start
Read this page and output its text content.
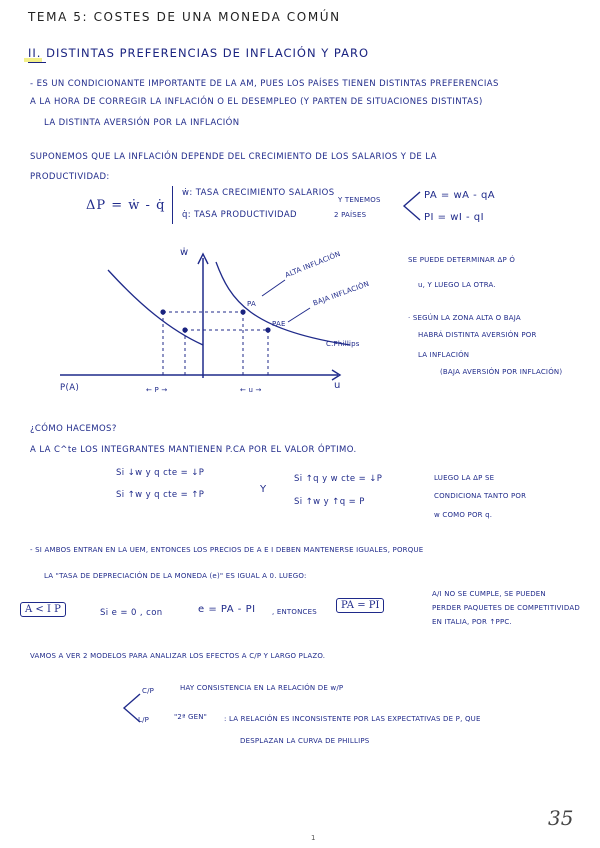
TEMA 5: COSTES DE UNA MONEDA COMÚN
II. DISTINTAS PREFERENCIAS DE INFLACIÓN Y PARO
- ES UN CONDICIONANTE IMPORTANTE DE LA AM, PUES LOS PAÍSES TIENEN DISTINTAS PREFERENCIAS
A LA HORA DE CORREGIR LA INFLACIÓN O EL DESEMPLEO (Y PARTEN DE SITUACIONES DISTINTAS)
LA DISTINTA AVERSIÓN POR LA INFLACIÓN
SUPONEMOS QUE LA INFLACIÓN DEPENDE DEL CRECIMIENTO DE LOS SALARIOS Y DE LA
PRODUCTIVIDAD:
ΔP = ẇ - q̇
ẇ: TASA CRECIMIENTO SALARIOS
q̇: TASA PRODUCTIVIDAD
Y TENEMOS
2 PAÍSES
PA = wA - qA
PI = wI - qI
ẇ
u
P(A)	← P →	← u →
ALTA INFLACIÓN
BAJA INFLACIÓN
C.Phillips
PA
PAE
SE PUEDE DETERMINAR ΔP Ó
u, Y LUEGO LA OTRA.
· SEGÚN LA ZONA ALTA O BAJA
HABRÁ DISTINTA AVERSIÓN POR
LA INFLACIÓN
(BAJA AVERSIÓN POR INFLACIÓN)
¿CÓMO HACEMOS?
A LA C^te LOS INTEGRANTES MANTIENEN P.CA POR EL VALOR ÓPTIMO.
Si ↓w y q cte = ↓P
Si ↑w y q cte = ↑P	Y
Si ↑q y w cte = ↓P
Si ↑w y ↑q = P
LUEGO LA ΔP SE
CONDICIONA TANTO POR
w COMO POR q.
- SI AMBOS ENTRAN EN LA UEM, ENTONCES LOS PRECIOS DE A E I DEBEN MANTENERSE IGUALES, PORQUE
LA "TASA DE DEPRECIACIÓN DE LA MONEDA (e)" ES IGUAL A 0. LUEGO:
A < I P	Si e = 0 , con	e = PA - PI , ENTONCES
PA = PI
A/I NO SE CUMPLE, SE PUEDEN
PERDER PAQUETES DE COMPETITIVIDAD
EN ITALIA, POR ↑PPC.
VAMOS A VER 2 MODELOS PARA ANALIZAR LOS EFECTOS A C/P Y LARGO PLAZO.
C/P	HAY CONSISTENCIA EN LA RELACIÓN DE w/P
L/P	"2ª GEN" : LA RELACIÓN ES INCONSISTENTE POR LAS EXPECTATIVAS DE P, QUE
DESPLAZAN LA CURVA DE PHILLIPS
35
1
end
__Work instructions__
Transcribe the whole listing exactly. Pictures stay out of your copy.

__Completed task__
Read this page and output its text content.
TEMA 5: COSTES DE UNA MONEDA COMÚN
II. DISTINTAS PREFERENCIAS DE INFLACIÓN Y PARO
- ES UN CONDICIONANTE IMPORTANTE DE LA AM, PUES LOS PAÍSES TIENEN DISTINTAS PREFERENCIAS
A LA HORA DE CORREGIR LA INFLACIÓN O EL DESEMPLEO (Y PARTEN DE SITUACIONES DISTINTAS)
LA DISTINTA AVERSIÓN POR LA INFLACIÓN
SUPONEMOS QUE LA INFLACIÓN DEPENDE DEL CRECIMIENTO DE LOS SALARIOS Y DE LA
PRODUCTIVIDAD:
ΔP = ẇ - q̇
ẇ: TASA CRECIMIENTO SALARIOS
q̇: TASA PRODUCTIVIDAD
Y TENEMOS
2 PAÍSES
PA = wA - qA
PI = wI - qI
ẇ
u
P(A)	← P →	← u →
ALTA INFLACIÓN
BAJA INFLACIÓN
C.Phillips
PA
PAE
SE PUEDE DETERMINAR ΔP Ó
u, Y LUEGO LA OTRA.
· SEGÚN LA ZONA ALTA O BAJA
HABRÁ DISTINTA AVERSIÓN POR
LA INFLACIÓN
(BAJA AVERSIÓN POR INFLACIÓN)
¿CÓMO HACEMOS?
A LA C^te LOS INTEGRANTES MANTIENEN P.CA POR EL VALOR ÓPTIMO.
Si ↓w y q cte = ↓P
Si ↑w y q cte = ↑P	Y
Si ↑q y w cte = ↓P
Si ↑w y ↑q = P
LUEGO LA ΔP SE
CONDICIONA TANTO POR
w COMO POR q.
- SI AMBOS ENTRAN EN LA UEM, ENTONCES LOS PRECIOS DE A E I DEBEN MANTENERSE IGUALES, PORQUE
LA "TASA DE DEPRECIACIÓN DE LA MONEDA (e)" ES IGUAL A 0. LUEGO:
A < I P	Si e = 0 , con	e = PA - PI , ENTONCES
PA = PI
A/I NO SE CUMPLE, SE PUEDEN
PERDER PAQUETES DE COMPETITIVIDAD
EN ITALIA, POR ↑PPC.
VAMOS A VER 2 MODELOS PARA ANALIZAR LOS EFECTOS A C/P Y LARGO PLAZO.
C/P	HAY CONSISTENCIA EN LA RELACIÓN DE w/P
L/P	"2ª GEN" : LA RELACIÓN ES INCONSISTENTE POR LAS EXPECTATIVAS DE P, QUE
DESPLAZAN LA CURVA DE PHILLIPS
35
1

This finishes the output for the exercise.